*EXTRACTED TEXT:*
Foreign Policy Interests: SEATO and the Problem of U.S. Commitments— To the extent that other powers gauge U.S. intentions on the basis of the U.S.’s performance vis-à-vis Thailand—for example, our willingness to honor our commitment to Thailand—our actions in Thailand will have wider repercussions in Asia, particularly for those Asian nations such as Korea, Japan, and Taiwan that rely on the U.S. to balance the influence of China.

The same is true, although to a lesser extent, world-wide. While Thailand may not be considered an area of vital U.S. interest, and the Thai may be able to deal with their internal security problems on their own (or at least without U.S. combat troops), the U.S. has an interest in demonstrating fidelity to its international commitments. As the only mainland Asian subscriber to SEATO, Thailand ranks with South Korea and Taiwan as an area where the credibility of the U.S. commitment in Asia could be put to the test.

Thus, the U.S. commitment and involvement in Thailand are an element of the Asian balance of power. The size and nature of our role can vary significantly in relation to alternative estimates of the extent of U.S. involvement required to maintain regional stability in the face of the likely threats. While the present equilibrium in SEA may be acceptable to U.S. interests, other stable arrangements could also be compatible with U.S. goals. For example, in the post-Vietnam period a Thailand less dependent on the U.S. either as a result of increased Thai military capability, diminished threats, or diplomatic realignment or some combination of these three would not necessarily threaten the balance of power in Asia and thereby U.S. interests.

*TASK REQUIREMENTS:*
A: From the passage on SEATO and U.S. commitments, list the developments it says could make Thailand less dependent on the U.S. in the post-Vietnam period.
B: Revise the passage on SEATO and U.S. commitments by reproducing everything from "Foreign Policy Interests: SEATO" down to "influence of China." with "repercussions" swapped for "consequences".

*DATA EXTRACT:*
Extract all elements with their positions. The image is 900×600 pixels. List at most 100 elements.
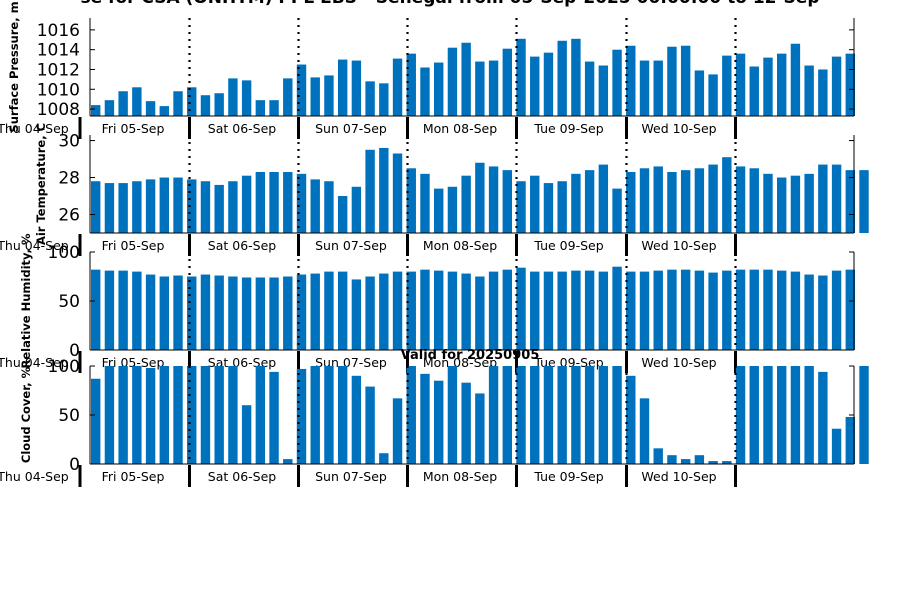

*TASK-BY-TASK ANSWERS:*
A:
- Increased Thai military capability
- Diminished threats
- Diplomatic realignment

B:
Foreign Policy Interests: SEATO and the Problem of U.S. Commitments— To the extent that other powers gauge U.S. intentions on the basis of the U.S.’s performance vis-à-vis Thailand—for example, our willingness to honor our commitment to Thailand—our actions in Thailand will have wider consequences in Asia, particularly for those Asian nations such as Korea, Japan, and Taiwan that rely on the U.S. to balance the influence of China.